▶ _SHORT TASK_: Among the entries, which lines carry the string "this"? Copy each of them.
start
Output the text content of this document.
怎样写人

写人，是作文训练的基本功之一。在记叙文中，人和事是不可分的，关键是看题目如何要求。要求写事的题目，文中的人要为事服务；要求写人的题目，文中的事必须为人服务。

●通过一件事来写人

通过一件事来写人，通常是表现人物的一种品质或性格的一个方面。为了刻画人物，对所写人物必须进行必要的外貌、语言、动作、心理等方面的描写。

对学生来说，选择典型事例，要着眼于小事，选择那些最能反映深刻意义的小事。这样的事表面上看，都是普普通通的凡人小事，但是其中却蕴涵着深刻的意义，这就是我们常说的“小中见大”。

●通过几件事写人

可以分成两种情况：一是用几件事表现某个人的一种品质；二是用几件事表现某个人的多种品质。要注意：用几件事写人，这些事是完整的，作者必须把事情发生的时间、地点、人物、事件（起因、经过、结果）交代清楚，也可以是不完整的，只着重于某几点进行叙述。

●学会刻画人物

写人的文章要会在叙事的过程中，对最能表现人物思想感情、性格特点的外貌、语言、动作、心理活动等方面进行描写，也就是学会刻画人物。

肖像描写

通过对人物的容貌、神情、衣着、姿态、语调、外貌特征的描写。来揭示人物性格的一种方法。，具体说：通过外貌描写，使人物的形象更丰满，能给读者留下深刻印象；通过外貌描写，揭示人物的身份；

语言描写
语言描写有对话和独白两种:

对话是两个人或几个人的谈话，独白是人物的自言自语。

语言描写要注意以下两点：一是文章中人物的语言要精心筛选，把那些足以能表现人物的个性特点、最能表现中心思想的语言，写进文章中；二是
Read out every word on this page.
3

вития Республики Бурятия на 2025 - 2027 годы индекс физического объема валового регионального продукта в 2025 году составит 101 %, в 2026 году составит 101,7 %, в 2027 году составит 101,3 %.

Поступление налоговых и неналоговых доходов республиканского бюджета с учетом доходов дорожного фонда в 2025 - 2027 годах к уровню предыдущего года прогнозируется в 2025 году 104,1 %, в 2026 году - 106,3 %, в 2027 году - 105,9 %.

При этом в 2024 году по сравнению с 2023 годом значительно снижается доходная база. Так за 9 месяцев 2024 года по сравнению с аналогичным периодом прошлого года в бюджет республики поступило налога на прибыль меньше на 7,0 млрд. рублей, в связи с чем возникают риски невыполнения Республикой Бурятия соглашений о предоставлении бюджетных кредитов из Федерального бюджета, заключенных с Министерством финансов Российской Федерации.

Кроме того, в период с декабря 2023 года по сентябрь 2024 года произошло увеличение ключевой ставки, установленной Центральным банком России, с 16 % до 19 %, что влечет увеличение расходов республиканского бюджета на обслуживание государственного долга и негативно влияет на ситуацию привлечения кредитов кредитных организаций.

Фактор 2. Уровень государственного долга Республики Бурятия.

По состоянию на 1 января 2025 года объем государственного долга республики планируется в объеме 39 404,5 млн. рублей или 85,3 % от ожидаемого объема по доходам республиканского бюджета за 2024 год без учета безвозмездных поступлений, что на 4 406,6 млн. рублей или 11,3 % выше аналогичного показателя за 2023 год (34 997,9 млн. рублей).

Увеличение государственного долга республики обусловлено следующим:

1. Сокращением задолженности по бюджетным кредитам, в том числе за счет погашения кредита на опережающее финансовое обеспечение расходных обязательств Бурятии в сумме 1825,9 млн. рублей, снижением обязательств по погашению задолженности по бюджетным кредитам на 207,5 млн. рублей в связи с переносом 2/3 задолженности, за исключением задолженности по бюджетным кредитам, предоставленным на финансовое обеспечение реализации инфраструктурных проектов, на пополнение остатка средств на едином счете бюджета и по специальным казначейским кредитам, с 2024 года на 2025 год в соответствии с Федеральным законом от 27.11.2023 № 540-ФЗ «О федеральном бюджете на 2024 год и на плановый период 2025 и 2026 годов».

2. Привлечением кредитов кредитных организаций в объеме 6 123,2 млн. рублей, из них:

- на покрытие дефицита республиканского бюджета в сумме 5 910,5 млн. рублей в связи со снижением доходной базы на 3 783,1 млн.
end
start
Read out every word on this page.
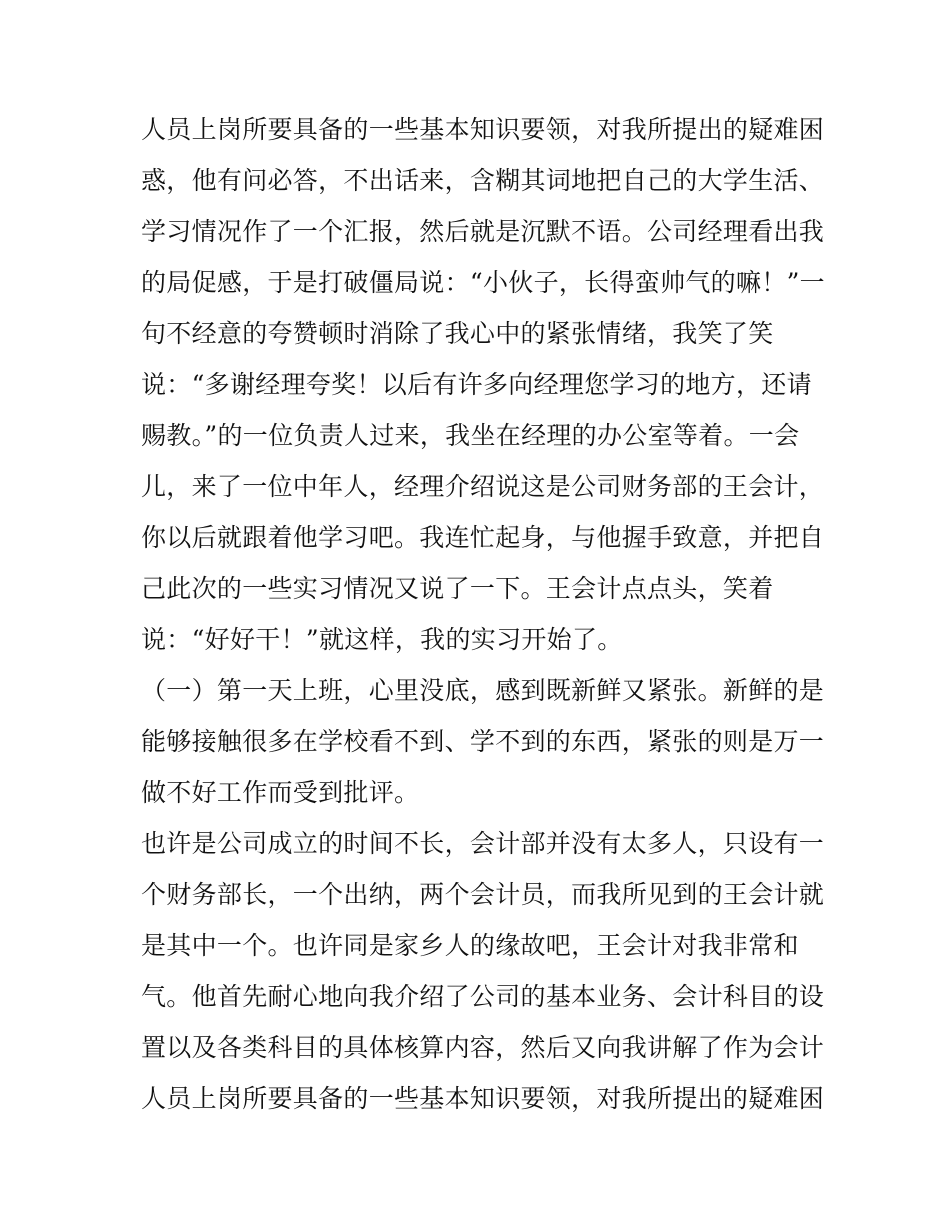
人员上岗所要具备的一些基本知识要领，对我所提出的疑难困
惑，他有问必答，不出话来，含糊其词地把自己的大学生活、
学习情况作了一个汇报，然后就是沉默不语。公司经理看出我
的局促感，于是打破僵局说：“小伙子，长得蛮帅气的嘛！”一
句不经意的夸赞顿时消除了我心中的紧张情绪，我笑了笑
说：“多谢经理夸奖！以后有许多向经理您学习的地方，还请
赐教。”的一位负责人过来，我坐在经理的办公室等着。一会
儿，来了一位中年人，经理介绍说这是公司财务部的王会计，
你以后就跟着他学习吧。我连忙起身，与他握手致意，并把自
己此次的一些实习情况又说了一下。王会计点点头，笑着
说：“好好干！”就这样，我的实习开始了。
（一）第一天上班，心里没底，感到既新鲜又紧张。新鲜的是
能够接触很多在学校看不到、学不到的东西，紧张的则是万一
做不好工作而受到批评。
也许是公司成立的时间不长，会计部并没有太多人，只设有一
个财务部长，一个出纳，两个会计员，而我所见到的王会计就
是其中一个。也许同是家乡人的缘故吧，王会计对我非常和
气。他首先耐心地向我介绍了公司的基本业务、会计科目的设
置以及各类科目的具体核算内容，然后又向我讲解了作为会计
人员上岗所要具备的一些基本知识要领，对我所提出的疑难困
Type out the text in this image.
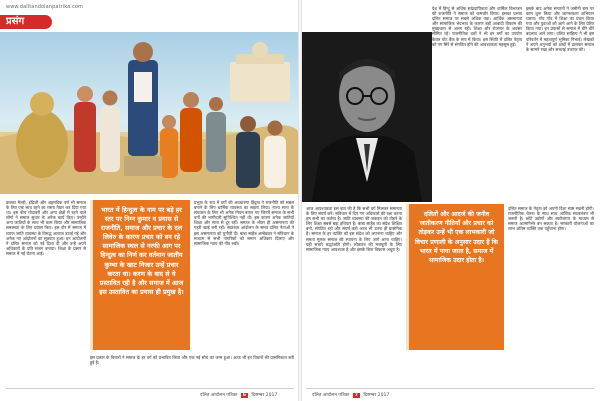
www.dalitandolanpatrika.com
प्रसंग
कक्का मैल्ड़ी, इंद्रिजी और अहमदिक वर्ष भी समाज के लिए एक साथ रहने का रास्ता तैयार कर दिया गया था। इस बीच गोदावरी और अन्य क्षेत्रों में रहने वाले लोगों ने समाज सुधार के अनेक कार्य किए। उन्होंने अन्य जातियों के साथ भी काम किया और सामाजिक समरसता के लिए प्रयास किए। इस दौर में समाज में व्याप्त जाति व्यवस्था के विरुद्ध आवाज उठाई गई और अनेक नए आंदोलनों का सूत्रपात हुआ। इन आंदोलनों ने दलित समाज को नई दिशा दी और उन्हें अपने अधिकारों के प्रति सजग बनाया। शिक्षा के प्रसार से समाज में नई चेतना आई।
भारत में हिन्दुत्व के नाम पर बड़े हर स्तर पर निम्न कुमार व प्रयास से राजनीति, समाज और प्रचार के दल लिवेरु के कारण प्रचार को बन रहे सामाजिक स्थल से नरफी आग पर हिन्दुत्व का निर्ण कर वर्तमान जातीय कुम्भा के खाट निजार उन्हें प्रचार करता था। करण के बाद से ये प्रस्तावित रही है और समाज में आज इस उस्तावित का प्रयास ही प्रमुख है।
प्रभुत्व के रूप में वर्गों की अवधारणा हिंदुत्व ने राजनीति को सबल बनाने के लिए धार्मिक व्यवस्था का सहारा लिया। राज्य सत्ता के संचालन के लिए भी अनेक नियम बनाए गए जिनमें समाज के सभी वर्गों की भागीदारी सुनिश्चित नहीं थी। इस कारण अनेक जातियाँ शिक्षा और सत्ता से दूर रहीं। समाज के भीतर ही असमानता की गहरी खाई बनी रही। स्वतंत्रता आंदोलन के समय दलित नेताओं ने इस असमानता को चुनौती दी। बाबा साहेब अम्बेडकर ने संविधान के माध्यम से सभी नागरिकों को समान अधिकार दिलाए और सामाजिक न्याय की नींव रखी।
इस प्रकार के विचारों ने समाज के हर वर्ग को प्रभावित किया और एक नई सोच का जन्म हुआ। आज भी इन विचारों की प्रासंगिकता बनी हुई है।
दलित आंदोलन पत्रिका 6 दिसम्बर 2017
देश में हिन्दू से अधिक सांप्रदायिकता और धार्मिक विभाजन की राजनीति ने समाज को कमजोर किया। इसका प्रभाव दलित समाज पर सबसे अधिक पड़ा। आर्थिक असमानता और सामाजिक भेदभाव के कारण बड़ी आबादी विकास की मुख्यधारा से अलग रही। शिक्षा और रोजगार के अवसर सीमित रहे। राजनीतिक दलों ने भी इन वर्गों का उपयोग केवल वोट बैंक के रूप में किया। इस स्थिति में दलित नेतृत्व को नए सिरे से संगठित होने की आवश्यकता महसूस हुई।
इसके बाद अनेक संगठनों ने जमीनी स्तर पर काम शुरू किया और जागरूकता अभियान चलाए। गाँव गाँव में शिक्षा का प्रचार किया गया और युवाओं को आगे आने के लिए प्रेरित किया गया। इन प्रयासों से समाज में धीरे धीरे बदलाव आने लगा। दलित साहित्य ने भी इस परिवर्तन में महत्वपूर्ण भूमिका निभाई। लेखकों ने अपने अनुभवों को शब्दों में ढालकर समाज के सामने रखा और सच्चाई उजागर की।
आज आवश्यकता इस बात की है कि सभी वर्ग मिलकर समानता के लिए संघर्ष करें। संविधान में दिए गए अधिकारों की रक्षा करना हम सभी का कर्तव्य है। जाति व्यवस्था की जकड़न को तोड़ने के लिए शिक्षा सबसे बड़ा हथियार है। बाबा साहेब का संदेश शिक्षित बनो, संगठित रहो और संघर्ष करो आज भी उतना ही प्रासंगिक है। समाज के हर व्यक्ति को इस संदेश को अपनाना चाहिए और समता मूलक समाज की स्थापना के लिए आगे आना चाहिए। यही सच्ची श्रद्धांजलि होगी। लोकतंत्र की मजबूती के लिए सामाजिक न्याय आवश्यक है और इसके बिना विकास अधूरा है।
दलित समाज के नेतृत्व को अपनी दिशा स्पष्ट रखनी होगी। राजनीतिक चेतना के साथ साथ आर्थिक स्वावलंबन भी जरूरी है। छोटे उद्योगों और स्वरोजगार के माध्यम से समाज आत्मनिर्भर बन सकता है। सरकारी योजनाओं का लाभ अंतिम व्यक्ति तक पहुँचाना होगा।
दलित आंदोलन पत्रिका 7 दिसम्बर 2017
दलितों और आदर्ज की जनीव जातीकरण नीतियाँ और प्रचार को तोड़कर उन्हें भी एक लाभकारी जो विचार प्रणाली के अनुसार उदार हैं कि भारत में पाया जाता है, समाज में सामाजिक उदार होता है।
end
▶ _CORRECT OUTPUT_:
Output the text content of this document.
Read out every word on this page.
Read out every word on this page.
Type out the text in this image.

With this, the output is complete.